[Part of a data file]
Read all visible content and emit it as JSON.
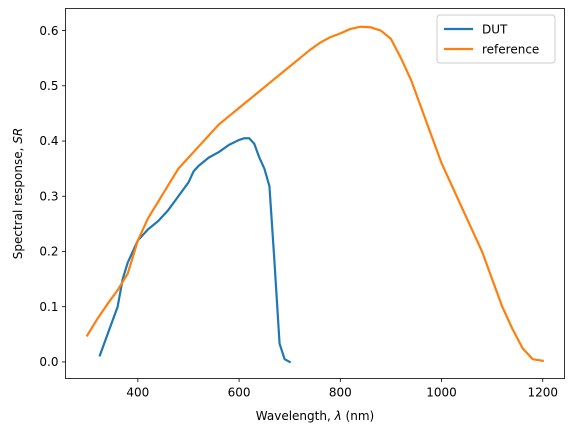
{
  "chart_data": {
    "type": "line",
    "title": "",
    "xlabel": "Wavelength, λ (nm)",
    "ylabel": "Spectral response, SR",
    "xlim": [
      257,
      1243
    ],
    "ylim": [
      -0.03,
      0.64
    ],
    "xticks": [
      400,
      600,
      800,
      1000,
      1200
    ],
    "yticks": [
      0.0,
      0.1,
      0.2,
      0.3,
      0.4,
      0.5,
      0.6
    ],
    "legend_position": "top-right",
    "grid": false,
    "series": [
      {
        "name": "DUT",
        "color": "#1f77b4",
        "x": [
          325,
          340,
          360,
          370,
          380,
          390,
          400,
          420,
          440,
          460,
          480,
          500,
          510,
          520,
          540,
          560,
          580,
          600,
          610,
          620,
          630,
          640,
          650,
          660,
          670,
          680,
          690,
          700
        ],
        "y": [
          0.012,
          0.05,
          0.1,
          0.15,
          0.18,
          0.2,
          0.22,
          0.24,
          0.255,
          0.275,
          0.3,
          0.325,
          0.345,
          0.355,
          0.37,
          0.38,
          0.393,
          0.402,
          0.405,
          0.405,
          0.395,
          0.37,
          0.35,
          0.318,
          0.18,
          0.033,
          0.005,
          0.0
        ]
      },
      {
        "name": "reference",
        "color": "#ff7f0e",
        "x": [
          300,
          320,
          340,
          360,
          380,
          400,
          420,
          440,
          460,
          480,
          500,
          520,
          540,
          560,
          580,
          600,
          620,
          640,
          660,
          680,
          700,
          720,
          740,
          760,
          780,
          800,
          820,
          840,
          860,
          880,
          900,
          920,
          940,
          960,
          980,
          1000,
          1020,
          1040,
          1060,
          1080,
          1100,
          1120,
          1140,
          1160,
          1180,
          1200
        ],
        "y": [
          0.048,
          0.078,
          0.105,
          0.13,
          0.16,
          0.22,
          0.26,
          0.29,
          0.32,
          0.35,
          0.37,
          0.39,
          0.41,
          0.43,
          0.445,
          0.46,
          0.475,
          0.49,
          0.505,
          0.52,
          0.535,
          0.55,
          0.565,
          0.578,
          0.588,
          0.595,
          0.603,
          0.607,
          0.606,
          0.6,
          0.585,
          0.55,
          0.51,
          0.46,
          0.41,
          0.36,
          0.32,
          0.28,
          0.24,
          0.2,
          0.15,
          0.1,
          0.06,
          0.025,
          0.005,
          0.002
        ]
      }
    ]
  }
}
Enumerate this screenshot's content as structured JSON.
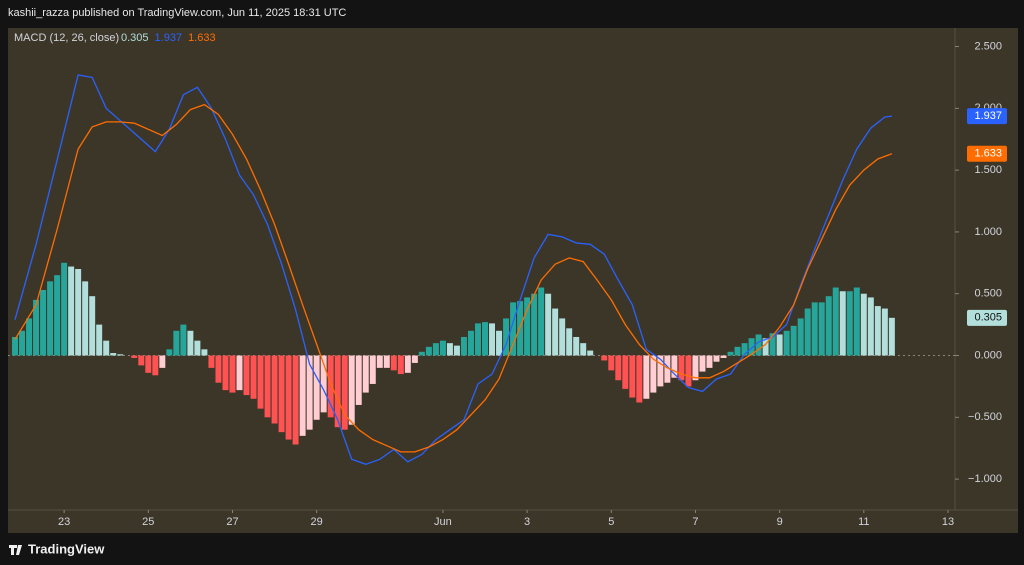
{
  "header": "kashii_razza published on TradingView.com, Jun 11, 2025 18:31 UTC",
  "footer": "TradingView",
  "chart_data": {
    "type": "macd",
    "title": "MACD (12, 26, close)",
    "xlim": [
      -1,
      134
    ],
    "xticks": [
      {
        "value": 7,
        "label": "23"
      },
      {
        "value": 19,
        "label": "25"
      },
      {
        "value": 31,
        "label": "27"
      },
      {
        "value": 43,
        "label": "29"
      },
      {
        "value": 61,
        "label": "Jun"
      },
      {
        "value": 73,
        "label": "3"
      },
      {
        "value": 85,
        "label": "5"
      },
      {
        "value": 97,
        "label": "7"
      },
      {
        "value": 109,
        "label": "9"
      },
      {
        "value": 121,
        "label": "11"
      },
      {
        "value": 133,
        "label": "13"
      }
    ],
    "ylim": [
      -1.25,
      2.65
    ],
    "yticks": [
      {
        "value": 2.5,
        "label": "2.500"
      },
      {
        "value": 2,
        "label": "2.000"
      },
      {
        "value": 1.5,
        "label": "1.500"
      },
      {
        "value": 1,
        "label": "1.000"
      },
      {
        "value": 0.5,
        "label": "0.500"
      },
      {
        "value": 0,
        "label": "0.000"
      },
      {
        "value": -0.5,
        "label": "−0.500"
      },
      {
        "value": -1,
        "label": "−1.000"
      }
    ],
    "histogram": {
      "colors": {
        "up_rising": "#26a69a",
        "up_falling": "#b2dfdb",
        "down_falling": "#ff5252",
        "down_rising": "#ffcdd2"
      },
      "values": [
        0.15,
        0.2,
        0.3,
        0.45,
        0.53,
        0.6,
        0.65,
        0.75,
        0.72,
        0.7,
        0.6,
        0.48,
        0.25,
        0.12,
        0.02,
        0.01,
        0,
        -0.02,
        -0.08,
        -0.14,
        -0.16,
        -0.1,
        0.05,
        0.2,
        0.25,
        0.2,
        0.12,
        0.05,
        -0.1,
        -0.22,
        -0.28,
        -0.3,
        -0.28,
        -0.32,
        -0.35,
        -0.43,
        -0.5,
        -0.55,
        -0.62,
        -0.68,
        -0.72,
        -0.65,
        -0.6,
        -0.52,
        -0.46,
        -0.5,
        -0.58,
        -0.6,
        -0.56,
        -0.4,
        -0.3,
        -0.23,
        -0.1,
        -0.1,
        -0.12,
        -0.15,
        -0.14,
        -0.06,
        0.03,
        0.07,
        0.1,
        0.12,
        0.1,
        0.08,
        0.15,
        0.2,
        0.26,
        0.27,
        0.26,
        0.2,
        0.3,
        0.43,
        0.44,
        0.47,
        0.5,
        0.55,
        0.5,
        0.38,
        0.3,
        0.22,
        0.15,
        0.1,
        0.04,
        0,
        -0.04,
        -0.12,
        -0.2,
        -0.27,
        -0.34,
        -0.38,
        -0.35,
        -0.3,
        -0.25,
        -0.22,
        -0.18,
        -0.2,
        -0.25,
        -0.2,
        -0.13,
        -0.1,
        -0.05,
        -0.02,
        0.03,
        0.07,
        0.1,
        0.14,
        0.17,
        0.14,
        0.18,
        0.17,
        0.2,
        0.24,
        0.3,
        0.38,
        0.43,
        0.43,
        0.48,
        0.55,
        0.52,
        0.52,
        0.55,
        0.5,
        0.47,
        0.4,
        0.38,
        0.305
      ]
    },
    "series": [
      {
        "name": "MACD",
        "color": "#2962ff",
        "x": [
          0,
          3,
          6,
          9,
          11,
          13,
          15,
          18,
          20,
          22,
          24,
          26,
          28,
          30,
          32,
          34,
          36,
          38,
          40,
          42,
          44,
          46,
          48,
          50,
          52,
          54,
          56,
          58,
          60,
          62,
          64,
          66,
          68,
          70,
          72,
          74,
          76,
          78,
          80,
          82,
          84,
          86,
          88,
          90,
          92,
          94,
          96,
          98,
          100,
          102,
          104,
          106,
          108,
          110,
          112,
          114,
          116,
          118,
          120,
          122,
          124,
          125
        ],
        "values": [
          0.29,
          0.9,
          1.58,
          2.27,
          2.25,
          2.0,
          1.9,
          1.75,
          1.65,
          1.83,
          2.11,
          2.17,
          2.0,
          1.75,
          1.46,
          1.3,
          1.06,
          0.74,
          0.37,
          -0.07,
          -0.28,
          -0.52,
          -0.84,
          -0.88,
          -0.84,
          -0.76,
          -0.86,
          -0.8,
          -0.68,
          -0.6,
          -0.52,
          -0.23,
          -0.15,
          0.09,
          0.45,
          0.79,
          0.98,
          0.96,
          0.91,
          0.9,
          0.82,
          0.61,
          0.41,
          0.05,
          -0.03,
          -0.15,
          -0.26,
          -0.29,
          -0.19,
          -0.15,
          0.01,
          0.11,
          0.15,
          0.25,
          0.57,
          0.86,
          1.14,
          1.42,
          1.67,
          1.84,
          1.93,
          1.937
        ]
      },
      {
        "name": "Signal",
        "color": "#ff6d00",
        "x": [
          0,
          3,
          6,
          9,
          11,
          13,
          15,
          17,
          19,
          21,
          23,
          25,
          27,
          29,
          31,
          33,
          35,
          37,
          39,
          41,
          43,
          45,
          47,
          49,
          51,
          53,
          55,
          57,
          59,
          61,
          63,
          65,
          67,
          69,
          71,
          73,
          75,
          77,
          79,
          81,
          83,
          85,
          87,
          89,
          91,
          93,
          95,
          97,
          99,
          101,
          103,
          105,
          107,
          109,
          111,
          113,
          115,
          117,
          119,
          121,
          123,
          125
        ],
        "values": [
          0.13,
          0.41,
          1.02,
          1.67,
          1.85,
          1.89,
          1.89,
          1.88,
          1.83,
          1.78,
          1.87,
          1.99,
          2.03,
          1.95,
          1.79,
          1.59,
          1.34,
          1.06,
          0.74,
          0.41,
          0.09,
          -0.23,
          -0.48,
          -0.6,
          -0.68,
          -0.73,
          -0.78,
          -0.78,
          -0.74,
          -0.68,
          -0.6,
          -0.48,
          -0.36,
          -0.19,
          0.09,
          0.37,
          0.61,
          0.74,
          0.79,
          0.76,
          0.61,
          0.45,
          0.25,
          0.09,
          -0.03,
          -0.1,
          -0.15,
          -0.18,
          -0.18,
          -0.13,
          -0.06,
          0.01,
          0.09,
          0.23,
          0.41,
          0.7,
          0.94,
          1.18,
          1.38,
          1.5,
          1.59,
          1.633
        ]
      }
    ]
  }
}
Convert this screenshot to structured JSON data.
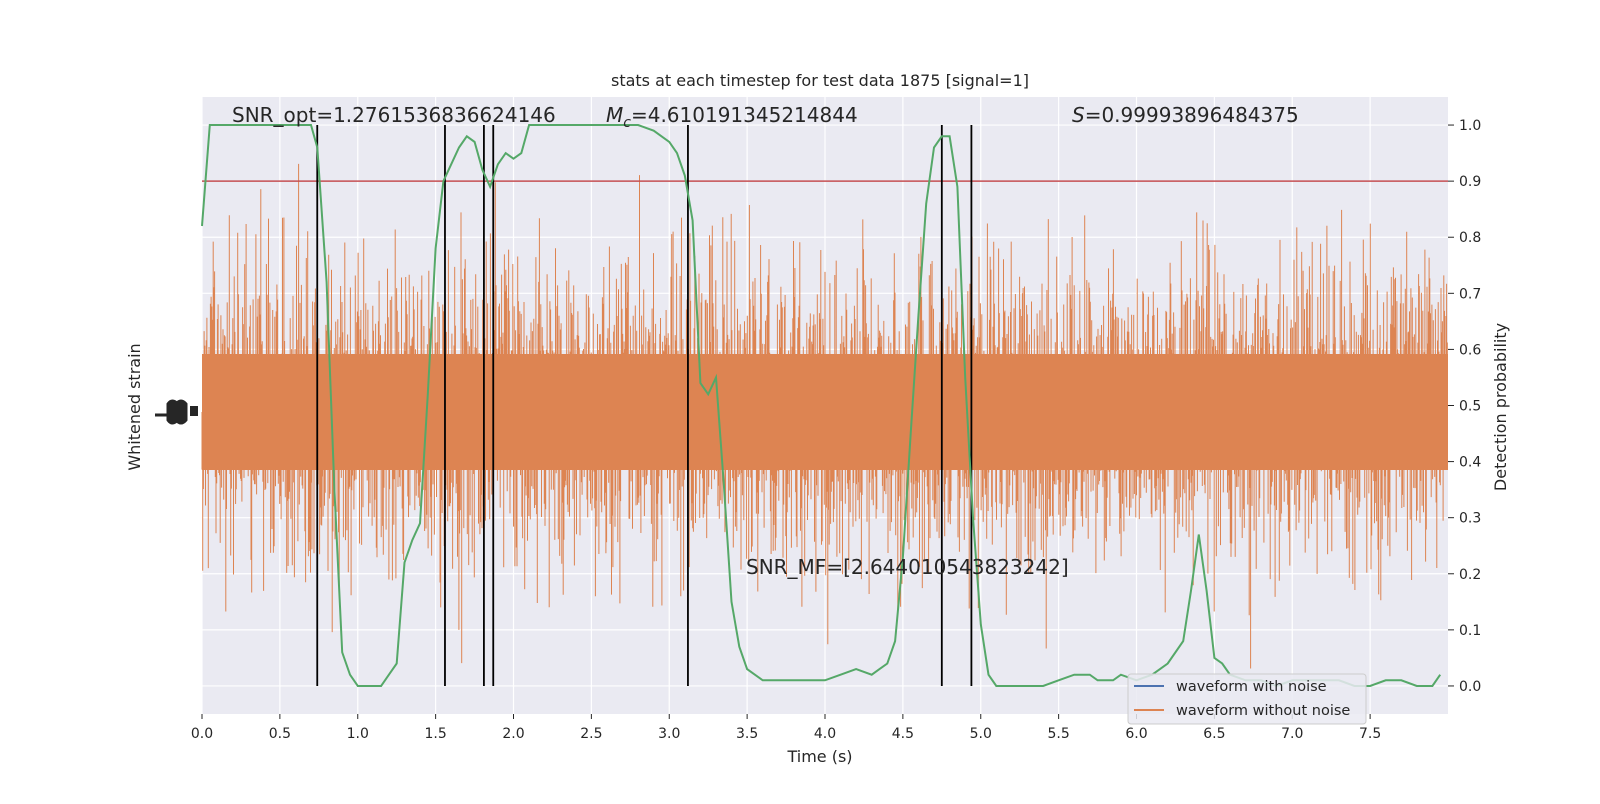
{
  "chart_data": {
    "type": "line",
    "title": "stats at each timestep for test data 1875 [signal=1]",
    "xlabel": "Time (s)",
    "ylabel_left": "Whitened strain",
    "ylabel_right": "Detection probability",
    "xlim": [
      0,
      8
    ],
    "ylim_right": [
      -0.05,
      1.05
    ],
    "x_ticks": [
      "0.0",
      "0.5",
      "1.0",
      "1.5",
      "2.0",
      "2.5",
      "3.0",
      "3.5",
      "4.0",
      "4.5",
      "5.0",
      "5.5",
      "6.0",
      "6.5",
      "7.0",
      "7.5"
    ],
    "y_ticks_right": [
      "0.0",
      "0.1",
      "0.2",
      "0.3",
      "0.4",
      "0.5",
      "0.6",
      "0.7",
      "0.8",
      "0.9",
      "1.0"
    ],
    "grid": true,
    "legend_position": "lower-right",
    "colors": {
      "background": "#eaeaf2",
      "grid": "#ffffff",
      "with_noise": "#4c72b0",
      "without_noise": "#dd8452",
      "probability": "#55a868",
      "threshold": "#c44e52",
      "event_lines": "#000000"
    },
    "annotations": {
      "snr_opt": "SNR_opt=1.2761536836624146",
      "mc_symbol": "M",
      "mc_subscript": "c",
      "mc_value": "=4.610191345214844",
      "s_symbol": "S",
      "s_value": "=0.99993896484375",
      "snr_mf": "SNR_MF=[2.644010543823242]"
    },
    "series": [
      {
        "name": "waveform with noise",
        "role": "strain"
      },
      {
        "name": "waveform without noise",
        "role": "strain"
      }
    ],
    "threshold": 0.9,
    "event_lines_x": [
      0.74,
      1.56,
      1.81,
      1.87,
      3.12,
      4.75,
      4.94
    ],
    "detection_probability": {
      "x": [
        0.0,
        0.05,
        0.1,
        0.2,
        0.3,
        0.4,
        0.5,
        0.6,
        0.65,
        0.7,
        0.74,
        0.8,
        0.85,
        0.9,
        0.95,
        1.0,
        1.05,
        1.1,
        1.15,
        1.2,
        1.25,
        1.3,
        1.35,
        1.4,
        1.45,
        1.5,
        1.55,
        1.6,
        1.65,
        1.7,
        1.75,
        1.8,
        1.85,
        1.9,
        1.95,
        2.0,
        2.05,
        2.1,
        2.15,
        2.2,
        2.3,
        2.4,
        2.5,
        2.6,
        2.7,
        2.8,
        2.9,
        3.0,
        3.05,
        3.1,
        3.15,
        3.2,
        3.25,
        3.3,
        3.35,
        3.4,
        3.45,
        3.5,
        3.55,
        3.6,
        3.7,
        3.8,
        3.9,
        4.0,
        4.1,
        4.2,
        4.3,
        4.35,
        4.4,
        4.45,
        4.5,
        4.55,
        4.6,
        4.65,
        4.7,
        4.75,
        4.8,
        4.85,
        4.9,
        4.95,
        5.0,
        5.05,
        5.1,
        5.15,
        5.2,
        5.25,
        5.3,
        5.4,
        5.5,
        5.6,
        5.7,
        5.75,
        5.8,
        5.85,
        5.9,
        6.0,
        6.1,
        6.2,
        6.3,
        6.35,
        6.4,
        6.45,
        6.5,
        6.55,
        6.6,
        6.7,
        6.8,
        6.9,
        7.0,
        7.1,
        7.2,
        7.3,
        7.4,
        7.5,
        7.6,
        7.7,
        7.8,
        7.9,
        7.95
      ],
      "y": [
        0.82,
        1.0,
        1.0,
        1.0,
        1.0,
        1.0,
        1.0,
        1.0,
        1.0,
        1.0,
        0.96,
        0.72,
        0.35,
        0.06,
        0.02,
        0.0,
        0.0,
        0.0,
        0.0,
        0.02,
        0.04,
        0.22,
        0.26,
        0.29,
        0.52,
        0.78,
        0.9,
        0.93,
        0.96,
        0.98,
        0.97,
        0.92,
        0.89,
        0.93,
        0.95,
        0.94,
        0.95,
        1.0,
        1.0,
        1.0,
        1.0,
        1.0,
        1.0,
        1.0,
        1.0,
        1.0,
        0.99,
        0.97,
        0.95,
        0.91,
        0.83,
        0.54,
        0.52,
        0.55,
        0.36,
        0.15,
        0.07,
        0.03,
        0.02,
        0.01,
        0.01,
        0.01,
        0.01,
        0.01,
        0.02,
        0.03,
        0.02,
        0.03,
        0.04,
        0.08,
        0.23,
        0.45,
        0.66,
        0.86,
        0.96,
        0.98,
        0.98,
        0.89,
        0.55,
        0.3,
        0.11,
        0.02,
        0.0,
        0.0,
        0.0,
        0.0,
        0.0,
        0.0,
        0.01,
        0.02,
        0.02,
        0.01,
        0.01,
        0.01,
        0.02,
        0.01,
        0.02,
        0.04,
        0.08,
        0.17,
        0.27,
        0.17,
        0.05,
        0.04,
        0.02,
        0.01,
        0.01,
        0.0,
        0.01,
        0.01,
        0.01,
        0.01,
        0.0,
        0.0,
        0.01,
        0.01,
        0.0,
        0.0,
        0.02
      ]
    }
  }
}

Stated problem:
Using the listing above, return all lines where the word "structured" occurs.

Full response:
Enumerate this screenshot's content as structured JSON.
Convert this screenshot to structured JSON data.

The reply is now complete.